● **DIRECTIONS FOR THIS TASK**: Copy the rows below without any change, from the first row through the row containing "- data-point: [552, 939, 564, 951]", including both.

● **RECORDED INFORMATION**:
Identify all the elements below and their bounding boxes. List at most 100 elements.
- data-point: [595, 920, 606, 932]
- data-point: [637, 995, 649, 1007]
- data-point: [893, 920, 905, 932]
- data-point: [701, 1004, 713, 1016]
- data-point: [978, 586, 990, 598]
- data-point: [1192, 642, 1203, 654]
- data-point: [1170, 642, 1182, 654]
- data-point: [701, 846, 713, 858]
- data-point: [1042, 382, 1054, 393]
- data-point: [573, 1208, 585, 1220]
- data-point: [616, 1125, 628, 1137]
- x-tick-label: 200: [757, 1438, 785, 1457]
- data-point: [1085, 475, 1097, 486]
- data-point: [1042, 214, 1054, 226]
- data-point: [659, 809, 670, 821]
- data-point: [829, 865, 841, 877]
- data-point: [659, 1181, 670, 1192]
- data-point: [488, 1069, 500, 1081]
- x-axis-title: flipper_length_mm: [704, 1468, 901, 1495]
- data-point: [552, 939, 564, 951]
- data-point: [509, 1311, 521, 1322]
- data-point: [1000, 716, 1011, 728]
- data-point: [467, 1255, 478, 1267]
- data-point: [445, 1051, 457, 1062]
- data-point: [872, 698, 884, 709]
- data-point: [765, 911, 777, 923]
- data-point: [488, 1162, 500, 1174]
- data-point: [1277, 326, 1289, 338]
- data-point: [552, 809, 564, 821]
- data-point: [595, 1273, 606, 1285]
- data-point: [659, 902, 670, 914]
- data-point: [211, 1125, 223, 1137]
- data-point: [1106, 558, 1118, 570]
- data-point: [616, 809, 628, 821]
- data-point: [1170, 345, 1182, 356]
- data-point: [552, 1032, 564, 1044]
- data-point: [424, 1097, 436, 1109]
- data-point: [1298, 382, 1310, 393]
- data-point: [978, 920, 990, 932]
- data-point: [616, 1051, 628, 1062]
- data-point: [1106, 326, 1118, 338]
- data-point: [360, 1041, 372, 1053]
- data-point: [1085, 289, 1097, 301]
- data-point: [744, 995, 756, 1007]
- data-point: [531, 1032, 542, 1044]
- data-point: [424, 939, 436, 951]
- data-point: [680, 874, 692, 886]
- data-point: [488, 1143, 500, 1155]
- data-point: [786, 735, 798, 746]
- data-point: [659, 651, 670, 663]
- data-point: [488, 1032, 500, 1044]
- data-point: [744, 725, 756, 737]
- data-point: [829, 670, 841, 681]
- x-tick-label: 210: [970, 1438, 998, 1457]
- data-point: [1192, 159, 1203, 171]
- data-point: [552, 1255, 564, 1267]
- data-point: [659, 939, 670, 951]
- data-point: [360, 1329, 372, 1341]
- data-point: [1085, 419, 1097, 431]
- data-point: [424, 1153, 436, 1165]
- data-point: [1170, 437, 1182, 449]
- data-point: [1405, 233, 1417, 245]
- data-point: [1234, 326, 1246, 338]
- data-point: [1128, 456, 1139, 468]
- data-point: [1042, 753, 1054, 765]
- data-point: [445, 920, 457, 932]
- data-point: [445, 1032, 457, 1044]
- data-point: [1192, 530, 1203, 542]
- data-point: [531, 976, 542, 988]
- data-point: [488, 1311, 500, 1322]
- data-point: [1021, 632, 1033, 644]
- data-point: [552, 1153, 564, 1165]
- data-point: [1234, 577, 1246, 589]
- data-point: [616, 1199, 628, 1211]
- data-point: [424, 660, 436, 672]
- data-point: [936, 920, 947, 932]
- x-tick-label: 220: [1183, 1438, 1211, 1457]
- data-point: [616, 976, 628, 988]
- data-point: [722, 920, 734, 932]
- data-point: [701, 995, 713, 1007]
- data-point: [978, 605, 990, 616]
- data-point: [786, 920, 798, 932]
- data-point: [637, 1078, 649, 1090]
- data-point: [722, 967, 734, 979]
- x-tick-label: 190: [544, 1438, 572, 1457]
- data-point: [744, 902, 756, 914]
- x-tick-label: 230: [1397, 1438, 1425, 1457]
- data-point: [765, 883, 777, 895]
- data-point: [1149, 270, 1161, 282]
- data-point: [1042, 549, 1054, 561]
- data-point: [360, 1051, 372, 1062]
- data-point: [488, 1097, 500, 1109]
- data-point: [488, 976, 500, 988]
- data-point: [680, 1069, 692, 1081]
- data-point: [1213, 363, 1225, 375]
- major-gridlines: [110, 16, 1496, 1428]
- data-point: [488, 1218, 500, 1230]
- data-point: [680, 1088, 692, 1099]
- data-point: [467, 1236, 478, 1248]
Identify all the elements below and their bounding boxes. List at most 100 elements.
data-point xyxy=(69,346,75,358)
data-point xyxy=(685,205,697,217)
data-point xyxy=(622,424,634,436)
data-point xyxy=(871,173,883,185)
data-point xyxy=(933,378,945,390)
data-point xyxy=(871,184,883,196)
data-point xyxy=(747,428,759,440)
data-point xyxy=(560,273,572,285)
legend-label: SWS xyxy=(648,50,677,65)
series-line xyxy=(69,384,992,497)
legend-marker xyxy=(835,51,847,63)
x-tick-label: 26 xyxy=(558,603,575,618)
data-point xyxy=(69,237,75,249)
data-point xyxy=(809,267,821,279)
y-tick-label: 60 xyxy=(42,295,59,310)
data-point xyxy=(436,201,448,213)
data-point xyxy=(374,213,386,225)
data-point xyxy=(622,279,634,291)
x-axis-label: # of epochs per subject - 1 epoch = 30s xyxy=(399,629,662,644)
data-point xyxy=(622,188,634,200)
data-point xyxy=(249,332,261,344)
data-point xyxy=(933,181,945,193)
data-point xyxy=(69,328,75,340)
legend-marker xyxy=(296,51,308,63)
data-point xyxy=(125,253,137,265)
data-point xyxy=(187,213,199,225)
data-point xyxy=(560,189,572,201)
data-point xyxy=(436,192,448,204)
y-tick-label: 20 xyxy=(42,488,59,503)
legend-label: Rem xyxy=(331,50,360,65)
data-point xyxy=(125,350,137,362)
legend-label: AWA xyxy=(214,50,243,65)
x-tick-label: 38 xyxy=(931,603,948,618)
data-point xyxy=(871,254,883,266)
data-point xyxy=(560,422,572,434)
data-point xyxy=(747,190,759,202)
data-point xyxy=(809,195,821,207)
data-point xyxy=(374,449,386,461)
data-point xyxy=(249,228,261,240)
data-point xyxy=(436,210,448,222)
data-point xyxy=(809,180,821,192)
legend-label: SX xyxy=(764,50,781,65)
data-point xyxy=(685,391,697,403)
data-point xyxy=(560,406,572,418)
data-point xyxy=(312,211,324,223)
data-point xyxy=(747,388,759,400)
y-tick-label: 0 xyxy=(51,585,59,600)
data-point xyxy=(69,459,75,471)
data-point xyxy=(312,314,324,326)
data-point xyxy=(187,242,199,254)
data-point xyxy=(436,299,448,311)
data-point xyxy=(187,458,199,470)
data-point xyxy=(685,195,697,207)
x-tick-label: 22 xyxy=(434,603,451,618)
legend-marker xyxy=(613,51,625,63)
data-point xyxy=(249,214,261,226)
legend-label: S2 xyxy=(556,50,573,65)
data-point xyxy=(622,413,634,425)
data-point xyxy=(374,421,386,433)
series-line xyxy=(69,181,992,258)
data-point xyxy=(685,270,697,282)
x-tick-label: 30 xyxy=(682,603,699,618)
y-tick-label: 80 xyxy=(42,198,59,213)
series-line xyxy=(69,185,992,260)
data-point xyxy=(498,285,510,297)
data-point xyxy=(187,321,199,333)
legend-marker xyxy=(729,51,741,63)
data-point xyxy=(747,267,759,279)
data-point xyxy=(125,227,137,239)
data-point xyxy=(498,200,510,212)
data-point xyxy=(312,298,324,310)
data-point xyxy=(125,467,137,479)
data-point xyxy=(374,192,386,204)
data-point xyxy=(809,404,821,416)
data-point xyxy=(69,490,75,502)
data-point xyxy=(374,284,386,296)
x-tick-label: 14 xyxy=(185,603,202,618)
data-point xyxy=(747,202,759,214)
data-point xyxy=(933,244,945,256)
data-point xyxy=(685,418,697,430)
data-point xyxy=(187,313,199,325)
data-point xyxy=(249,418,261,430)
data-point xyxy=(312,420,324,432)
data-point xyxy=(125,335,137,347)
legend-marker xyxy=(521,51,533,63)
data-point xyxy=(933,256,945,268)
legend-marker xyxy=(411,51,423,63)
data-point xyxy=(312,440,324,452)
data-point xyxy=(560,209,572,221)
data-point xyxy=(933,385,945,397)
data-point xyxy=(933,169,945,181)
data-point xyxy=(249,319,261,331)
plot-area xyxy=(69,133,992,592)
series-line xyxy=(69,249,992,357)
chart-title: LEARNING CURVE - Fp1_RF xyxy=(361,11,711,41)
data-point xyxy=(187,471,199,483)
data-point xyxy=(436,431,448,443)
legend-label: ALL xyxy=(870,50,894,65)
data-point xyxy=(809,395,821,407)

● **FINAL ANSWER**:
Identify all the elements below and their bounding boxes. List at most 100 elements.
- data-point: [595, 920, 606, 932]
- data-point: [637, 995, 649, 1007]
- data-point: [893, 920, 905, 932]
- data-point: [701, 1004, 713, 1016]
- data-point: [978, 586, 990, 598]
- data-point: [1192, 642, 1203, 654]
- data-point: [1170, 642, 1182, 654]
- data-point: [701, 846, 713, 858]
- data-point: [1042, 382, 1054, 393]
- data-point: [573, 1208, 585, 1220]
- data-point: [616, 1125, 628, 1137]
- x-tick-label: 200: [757, 1438, 785, 1457]
- data-point: [1085, 475, 1097, 486]
- data-point: [1042, 214, 1054, 226]
- data-point: [659, 809, 670, 821]
- data-point: [829, 865, 841, 877]
- data-point: [659, 1181, 670, 1192]
- data-point: [488, 1069, 500, 1081]
- x-axis-title: flipper_length_mm: [704, 1468, 901, 1495]
- data-point: [552, 939, 564, 951]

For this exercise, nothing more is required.